(Data section)
-*-*-

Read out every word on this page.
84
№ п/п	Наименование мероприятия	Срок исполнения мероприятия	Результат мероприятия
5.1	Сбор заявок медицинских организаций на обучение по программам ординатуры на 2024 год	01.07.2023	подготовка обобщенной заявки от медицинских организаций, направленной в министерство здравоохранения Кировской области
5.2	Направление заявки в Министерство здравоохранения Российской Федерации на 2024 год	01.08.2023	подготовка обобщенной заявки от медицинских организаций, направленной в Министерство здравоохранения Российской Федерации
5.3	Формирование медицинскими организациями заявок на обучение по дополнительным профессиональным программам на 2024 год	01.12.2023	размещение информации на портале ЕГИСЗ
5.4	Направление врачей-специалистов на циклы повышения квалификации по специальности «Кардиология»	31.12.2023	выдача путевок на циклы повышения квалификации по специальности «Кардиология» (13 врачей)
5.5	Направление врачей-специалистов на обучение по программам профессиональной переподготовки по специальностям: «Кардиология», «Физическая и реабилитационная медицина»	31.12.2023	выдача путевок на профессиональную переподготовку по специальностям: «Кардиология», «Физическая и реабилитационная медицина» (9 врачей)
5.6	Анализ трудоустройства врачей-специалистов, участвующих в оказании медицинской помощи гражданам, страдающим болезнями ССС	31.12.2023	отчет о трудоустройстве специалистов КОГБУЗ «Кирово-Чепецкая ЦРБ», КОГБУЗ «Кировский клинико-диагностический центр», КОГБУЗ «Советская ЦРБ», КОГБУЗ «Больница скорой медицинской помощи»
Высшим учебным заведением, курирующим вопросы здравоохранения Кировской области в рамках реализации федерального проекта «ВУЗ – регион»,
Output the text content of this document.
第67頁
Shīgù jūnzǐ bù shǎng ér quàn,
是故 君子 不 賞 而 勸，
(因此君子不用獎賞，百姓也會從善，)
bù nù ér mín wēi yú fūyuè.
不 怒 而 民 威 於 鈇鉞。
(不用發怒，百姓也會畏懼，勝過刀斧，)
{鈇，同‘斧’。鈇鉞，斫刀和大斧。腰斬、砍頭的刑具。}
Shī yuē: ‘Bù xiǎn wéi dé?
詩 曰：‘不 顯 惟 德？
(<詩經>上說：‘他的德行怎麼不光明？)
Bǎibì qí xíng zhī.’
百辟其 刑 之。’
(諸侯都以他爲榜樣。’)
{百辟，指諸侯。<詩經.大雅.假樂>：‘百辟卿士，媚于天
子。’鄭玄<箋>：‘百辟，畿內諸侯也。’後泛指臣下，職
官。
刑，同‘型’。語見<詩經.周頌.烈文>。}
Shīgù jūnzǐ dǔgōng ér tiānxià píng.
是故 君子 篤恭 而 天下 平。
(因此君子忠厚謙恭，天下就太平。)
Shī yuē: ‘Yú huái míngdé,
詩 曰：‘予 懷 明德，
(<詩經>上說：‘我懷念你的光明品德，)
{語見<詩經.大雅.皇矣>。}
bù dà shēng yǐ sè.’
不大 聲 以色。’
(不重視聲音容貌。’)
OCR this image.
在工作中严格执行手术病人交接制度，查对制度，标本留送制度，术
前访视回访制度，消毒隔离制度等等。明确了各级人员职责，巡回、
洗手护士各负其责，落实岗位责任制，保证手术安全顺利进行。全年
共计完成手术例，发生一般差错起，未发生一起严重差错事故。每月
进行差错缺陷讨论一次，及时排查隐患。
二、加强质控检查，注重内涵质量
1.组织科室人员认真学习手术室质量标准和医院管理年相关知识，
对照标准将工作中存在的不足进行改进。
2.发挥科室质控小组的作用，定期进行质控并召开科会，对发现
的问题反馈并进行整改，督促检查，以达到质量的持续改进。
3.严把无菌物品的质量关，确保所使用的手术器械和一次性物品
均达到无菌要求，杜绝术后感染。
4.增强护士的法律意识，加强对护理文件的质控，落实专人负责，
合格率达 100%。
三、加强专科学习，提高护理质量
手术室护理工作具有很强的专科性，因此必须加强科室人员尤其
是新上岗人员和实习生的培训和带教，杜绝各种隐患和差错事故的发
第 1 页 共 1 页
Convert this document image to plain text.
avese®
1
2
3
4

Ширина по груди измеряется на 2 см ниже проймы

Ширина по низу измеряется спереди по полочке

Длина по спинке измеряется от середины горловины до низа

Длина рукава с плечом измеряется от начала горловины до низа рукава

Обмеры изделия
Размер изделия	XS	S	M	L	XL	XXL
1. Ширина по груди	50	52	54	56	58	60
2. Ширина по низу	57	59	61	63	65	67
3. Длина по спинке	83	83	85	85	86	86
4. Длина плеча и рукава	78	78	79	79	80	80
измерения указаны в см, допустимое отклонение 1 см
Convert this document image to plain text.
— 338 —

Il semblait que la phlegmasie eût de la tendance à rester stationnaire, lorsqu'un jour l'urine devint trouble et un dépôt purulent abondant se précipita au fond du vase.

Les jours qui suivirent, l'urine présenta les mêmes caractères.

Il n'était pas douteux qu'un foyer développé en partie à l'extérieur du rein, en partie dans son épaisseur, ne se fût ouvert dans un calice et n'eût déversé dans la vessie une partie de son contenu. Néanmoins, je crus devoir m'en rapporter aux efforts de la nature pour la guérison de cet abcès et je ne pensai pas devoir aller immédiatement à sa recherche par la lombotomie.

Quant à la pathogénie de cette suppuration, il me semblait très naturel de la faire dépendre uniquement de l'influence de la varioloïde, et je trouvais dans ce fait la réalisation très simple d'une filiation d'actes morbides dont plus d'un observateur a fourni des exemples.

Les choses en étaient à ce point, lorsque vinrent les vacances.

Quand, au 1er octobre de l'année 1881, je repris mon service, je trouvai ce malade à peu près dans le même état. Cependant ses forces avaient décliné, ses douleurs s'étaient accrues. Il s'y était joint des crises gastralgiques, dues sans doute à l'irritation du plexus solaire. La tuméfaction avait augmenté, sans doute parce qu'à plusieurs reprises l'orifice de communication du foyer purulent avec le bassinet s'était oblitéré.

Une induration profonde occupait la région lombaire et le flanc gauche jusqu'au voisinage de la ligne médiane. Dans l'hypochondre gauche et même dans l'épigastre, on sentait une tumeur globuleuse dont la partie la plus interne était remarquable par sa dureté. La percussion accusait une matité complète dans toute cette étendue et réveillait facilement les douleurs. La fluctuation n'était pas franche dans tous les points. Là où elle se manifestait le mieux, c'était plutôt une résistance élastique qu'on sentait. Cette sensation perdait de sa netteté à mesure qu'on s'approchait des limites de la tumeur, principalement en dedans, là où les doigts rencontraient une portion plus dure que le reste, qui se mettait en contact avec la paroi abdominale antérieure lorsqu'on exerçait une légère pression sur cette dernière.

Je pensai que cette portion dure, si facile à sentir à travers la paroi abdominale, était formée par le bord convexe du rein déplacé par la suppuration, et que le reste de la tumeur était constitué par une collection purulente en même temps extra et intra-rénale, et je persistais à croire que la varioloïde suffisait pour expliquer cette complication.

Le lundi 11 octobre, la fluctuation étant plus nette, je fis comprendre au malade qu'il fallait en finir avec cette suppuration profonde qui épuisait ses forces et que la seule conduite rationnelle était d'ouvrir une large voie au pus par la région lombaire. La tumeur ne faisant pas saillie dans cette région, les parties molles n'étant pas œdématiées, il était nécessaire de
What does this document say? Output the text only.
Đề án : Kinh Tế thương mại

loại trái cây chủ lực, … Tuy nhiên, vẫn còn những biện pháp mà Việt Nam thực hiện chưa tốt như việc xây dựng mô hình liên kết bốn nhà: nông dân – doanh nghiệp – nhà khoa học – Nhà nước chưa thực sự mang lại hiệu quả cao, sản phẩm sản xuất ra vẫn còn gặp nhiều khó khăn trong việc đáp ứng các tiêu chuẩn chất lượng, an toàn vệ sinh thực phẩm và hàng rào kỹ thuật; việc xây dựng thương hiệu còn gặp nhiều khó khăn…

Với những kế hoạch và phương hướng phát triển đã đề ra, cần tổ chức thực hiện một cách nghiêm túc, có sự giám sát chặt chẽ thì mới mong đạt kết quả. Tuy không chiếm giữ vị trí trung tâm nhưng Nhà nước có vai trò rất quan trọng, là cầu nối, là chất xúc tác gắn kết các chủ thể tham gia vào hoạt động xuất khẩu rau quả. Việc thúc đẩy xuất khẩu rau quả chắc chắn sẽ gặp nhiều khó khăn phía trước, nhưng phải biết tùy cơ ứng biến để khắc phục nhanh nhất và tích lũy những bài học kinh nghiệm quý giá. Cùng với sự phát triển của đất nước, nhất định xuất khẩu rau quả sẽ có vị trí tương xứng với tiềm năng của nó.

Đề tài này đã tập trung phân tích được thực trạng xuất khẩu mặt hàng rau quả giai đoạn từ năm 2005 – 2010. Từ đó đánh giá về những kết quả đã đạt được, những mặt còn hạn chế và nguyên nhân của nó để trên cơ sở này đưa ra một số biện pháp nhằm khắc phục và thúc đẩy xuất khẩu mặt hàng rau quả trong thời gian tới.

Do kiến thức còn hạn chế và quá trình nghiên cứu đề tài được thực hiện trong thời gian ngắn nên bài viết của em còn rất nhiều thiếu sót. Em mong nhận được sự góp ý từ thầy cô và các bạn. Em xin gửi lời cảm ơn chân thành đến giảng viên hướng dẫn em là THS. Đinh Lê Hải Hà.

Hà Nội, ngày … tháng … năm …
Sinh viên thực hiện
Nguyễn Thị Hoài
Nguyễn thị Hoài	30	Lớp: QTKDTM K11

-*-*-

(Directive) List the lines of the material in which the word "путевок" occurs.

(Exercise result)
5.4	Направление врачей-специалистов на циклы повышения квалификации по специальности «Кардиология»	31.12.2023	выдача путевок на циклы повышения квалификации по специальности «Кардиология» (13 врачей)
5.5	Направление врачей-специалистов на обучение по программам профессиональной переподготовки по специальностям: «Кардиология», «Физическая и реабилитационная медицина»	31.12.2023	выдача путевок на профессиональную переподготовку по специальностям: «Кардиология», «Физическая и реабилитационная медицина» (9 врачей)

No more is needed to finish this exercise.